> _WHAT NEEDS TO BE DONE_
Take the line containing "Read this page and output its text content." and every line after it to the end of the material below; reproduce them exactly, without pictures.

> _PROVIDED ENTRIES_
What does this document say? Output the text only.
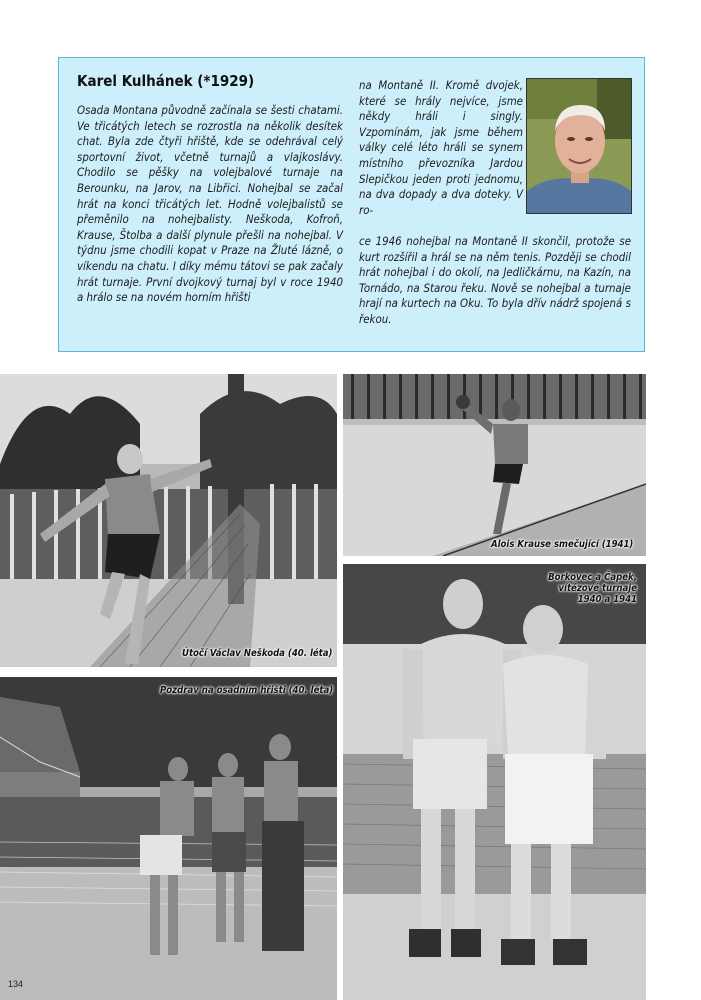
Karel Kulhánek (*1929)
Osada Montana původně začínala se šesti chatami. Ve třicátých letech se rozrostla na několik desítek chat. Byla zde čtyři hřiště, kde se odehrával celý sportovní život, včetně turnajů a vlajkoslávy. Chodilo se pěšky na volejbalové turnaje na Berounku, na Jarov, na Libřici. Nohejbal se začal hrát na konci třicátých let. Hodně volejbalistů se přeměnilo na nohejbalisty. Neškoda, Kofroň, Krause, Štolba a další plynule přešli na nohejbal. V týdnu jsme chodili kopat v Praze na Žluté lázně, o víkendu na chatu. I díky mému tátovi se pak začaly hrát turnaje. První dvojkový turnaj byl v roce 1940 a hrálo se na novém horním hřišti
na Montaně II. Kromě dvojek, které se hrály nejvíce, jsme někdy hráli i singly. Vzpomínám, jak jsme během války celé léto hráli se synem místního převozníka Jardou Slepičkou jeden proti jednomu, na dva dopady a dva doteky. V ro-
ce 1946 nohejbal na Montaně II skončil, protože se kurt rozšířil a hrál se na něm tenis. Později se chodil hrát nohejbal i do okolí, na Jedličkárnu, na Kazín, na Tornádo, na Starou řeku. Nově se nohejbal a turnaje hrají na kurtech na Oku. To byla dřív nádrž spojená s řekou.
Útočí Václav Neškoda (40. léta)
Alois Krause smečující (1941)
Pozdrav na osadním hřišti (40. léta)
Borkovec a Čapek,
vítězové turnaje
1940 a 1941
134
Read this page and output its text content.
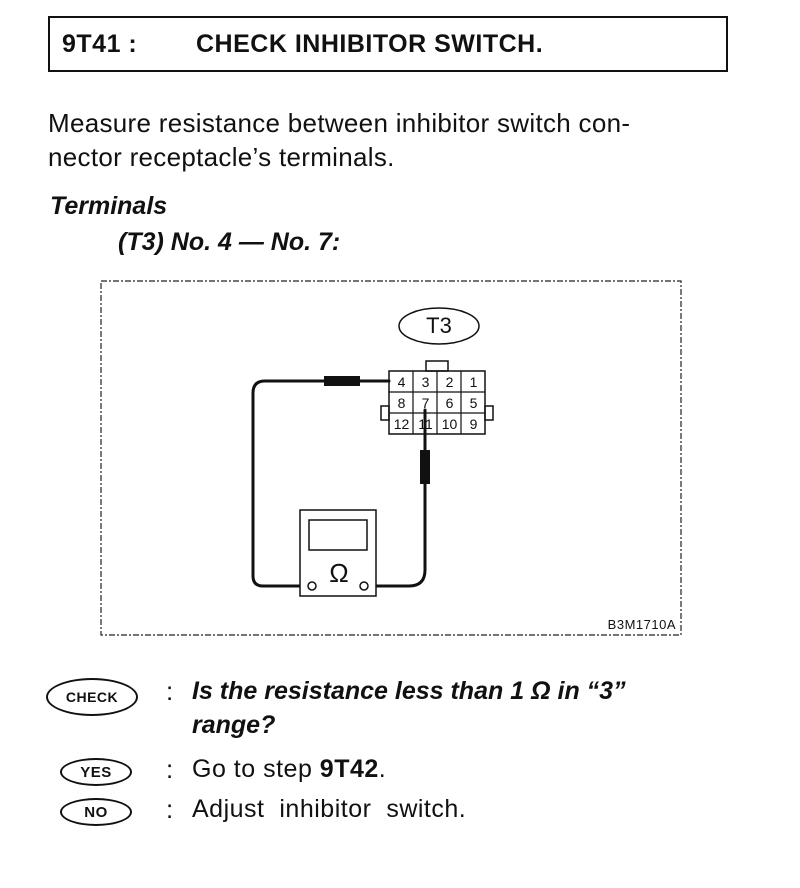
9T41 :	CHECK INHIBITOR SWITCH.
Measure resistance between inhibitor switch con-
nector receptacle’s terminals.
Terminals
(T3) No. 4 — No. 7:
T3
4	3	2	1
8	7	6	5
12 11 10 9
Ω
B3M1710A
CHECK	: Is the resistance less than 1 Ω in “3”
range?
YES	: Go to step 9T42.
NO	: Adjust  inhibitor  switch.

> _CORRECT ANSWER_
Read this page and output its text content.
9T41 :	CHECK INHIBITOR SWITCH.
Measure resistance between inhibitor switch con-
nector receptacle’s terminals.
Terminals
(T3) No. 4 — No. 7:
T3
4	3	2	1
8	7	6	5
12 11 10 9
Ω
B3M1710A
CHECK	: Is the resistance less than 1 Ω in “3”
range?
YES	: Go to step 9T42.
NO	: Adjust  inhibitor  switch.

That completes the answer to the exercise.